From the records below, copy every line that contains the word "JSON".
## start MATERIAL FOR THE TASK
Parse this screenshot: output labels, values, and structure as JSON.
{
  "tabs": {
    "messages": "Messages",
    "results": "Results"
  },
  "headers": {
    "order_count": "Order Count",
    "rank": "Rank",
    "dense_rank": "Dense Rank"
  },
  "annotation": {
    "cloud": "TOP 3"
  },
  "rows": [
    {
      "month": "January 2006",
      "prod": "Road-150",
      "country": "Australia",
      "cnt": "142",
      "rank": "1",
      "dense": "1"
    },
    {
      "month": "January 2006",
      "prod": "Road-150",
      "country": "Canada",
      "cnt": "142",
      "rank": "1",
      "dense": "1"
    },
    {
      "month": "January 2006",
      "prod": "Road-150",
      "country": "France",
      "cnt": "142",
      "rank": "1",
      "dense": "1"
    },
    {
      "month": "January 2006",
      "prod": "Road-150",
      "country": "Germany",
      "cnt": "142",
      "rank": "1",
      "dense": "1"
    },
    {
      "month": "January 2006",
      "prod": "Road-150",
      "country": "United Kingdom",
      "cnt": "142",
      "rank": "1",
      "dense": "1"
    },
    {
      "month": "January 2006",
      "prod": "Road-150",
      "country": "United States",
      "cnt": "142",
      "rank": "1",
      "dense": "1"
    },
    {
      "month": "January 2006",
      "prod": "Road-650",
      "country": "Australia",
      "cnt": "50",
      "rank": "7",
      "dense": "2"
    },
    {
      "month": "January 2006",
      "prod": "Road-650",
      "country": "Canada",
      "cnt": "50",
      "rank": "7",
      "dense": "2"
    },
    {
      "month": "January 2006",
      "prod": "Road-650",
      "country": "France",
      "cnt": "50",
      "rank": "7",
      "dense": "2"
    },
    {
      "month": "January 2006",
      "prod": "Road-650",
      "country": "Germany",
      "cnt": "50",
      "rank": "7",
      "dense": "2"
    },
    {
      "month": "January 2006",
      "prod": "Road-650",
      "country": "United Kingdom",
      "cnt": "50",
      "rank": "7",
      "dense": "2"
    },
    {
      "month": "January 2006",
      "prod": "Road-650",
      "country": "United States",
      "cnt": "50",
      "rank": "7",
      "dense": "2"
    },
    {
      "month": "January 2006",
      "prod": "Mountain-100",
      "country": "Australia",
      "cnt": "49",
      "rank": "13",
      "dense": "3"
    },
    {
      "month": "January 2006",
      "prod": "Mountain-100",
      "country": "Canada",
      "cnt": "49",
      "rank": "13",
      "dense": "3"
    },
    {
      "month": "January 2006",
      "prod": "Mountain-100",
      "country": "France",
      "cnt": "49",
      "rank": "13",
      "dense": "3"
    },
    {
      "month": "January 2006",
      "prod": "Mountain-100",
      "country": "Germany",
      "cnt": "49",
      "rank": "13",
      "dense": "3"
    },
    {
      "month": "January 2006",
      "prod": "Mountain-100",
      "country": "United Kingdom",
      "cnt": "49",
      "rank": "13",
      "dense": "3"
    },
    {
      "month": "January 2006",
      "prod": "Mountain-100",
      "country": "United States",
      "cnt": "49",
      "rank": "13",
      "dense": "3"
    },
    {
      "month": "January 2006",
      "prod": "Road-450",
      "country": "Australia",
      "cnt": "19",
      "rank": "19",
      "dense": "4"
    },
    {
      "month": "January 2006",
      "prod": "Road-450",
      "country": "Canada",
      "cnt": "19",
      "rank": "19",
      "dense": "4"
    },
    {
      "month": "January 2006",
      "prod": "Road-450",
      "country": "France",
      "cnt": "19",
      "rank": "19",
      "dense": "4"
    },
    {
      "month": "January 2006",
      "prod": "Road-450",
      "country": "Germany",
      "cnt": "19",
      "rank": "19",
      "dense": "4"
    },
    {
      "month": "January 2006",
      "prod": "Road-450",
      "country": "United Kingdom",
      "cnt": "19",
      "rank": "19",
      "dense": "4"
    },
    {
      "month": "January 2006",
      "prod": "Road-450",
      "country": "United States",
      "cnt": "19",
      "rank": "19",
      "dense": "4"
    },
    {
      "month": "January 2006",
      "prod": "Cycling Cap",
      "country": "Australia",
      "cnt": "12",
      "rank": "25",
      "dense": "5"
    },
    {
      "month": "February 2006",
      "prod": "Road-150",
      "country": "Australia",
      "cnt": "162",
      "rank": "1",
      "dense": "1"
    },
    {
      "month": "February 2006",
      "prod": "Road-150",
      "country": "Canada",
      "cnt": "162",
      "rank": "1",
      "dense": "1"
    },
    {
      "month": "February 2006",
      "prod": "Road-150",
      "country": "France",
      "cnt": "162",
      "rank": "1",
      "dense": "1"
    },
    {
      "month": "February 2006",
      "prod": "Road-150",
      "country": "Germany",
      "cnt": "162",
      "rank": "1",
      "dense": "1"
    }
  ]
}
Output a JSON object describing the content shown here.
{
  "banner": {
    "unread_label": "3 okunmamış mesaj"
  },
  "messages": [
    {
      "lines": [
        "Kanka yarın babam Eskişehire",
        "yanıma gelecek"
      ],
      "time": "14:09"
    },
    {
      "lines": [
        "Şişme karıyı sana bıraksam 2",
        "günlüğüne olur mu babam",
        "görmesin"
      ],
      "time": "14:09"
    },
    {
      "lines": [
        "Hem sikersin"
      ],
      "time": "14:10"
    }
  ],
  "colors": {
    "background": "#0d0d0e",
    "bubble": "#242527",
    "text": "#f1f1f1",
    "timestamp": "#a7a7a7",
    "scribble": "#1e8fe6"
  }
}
## end MATERIAL FOR THE TASK
▶ _EXERCISE OUTPUT_
Parse this screenshot: output labels, values, and structure as JSON.
Output a JSON object describing the content shown here.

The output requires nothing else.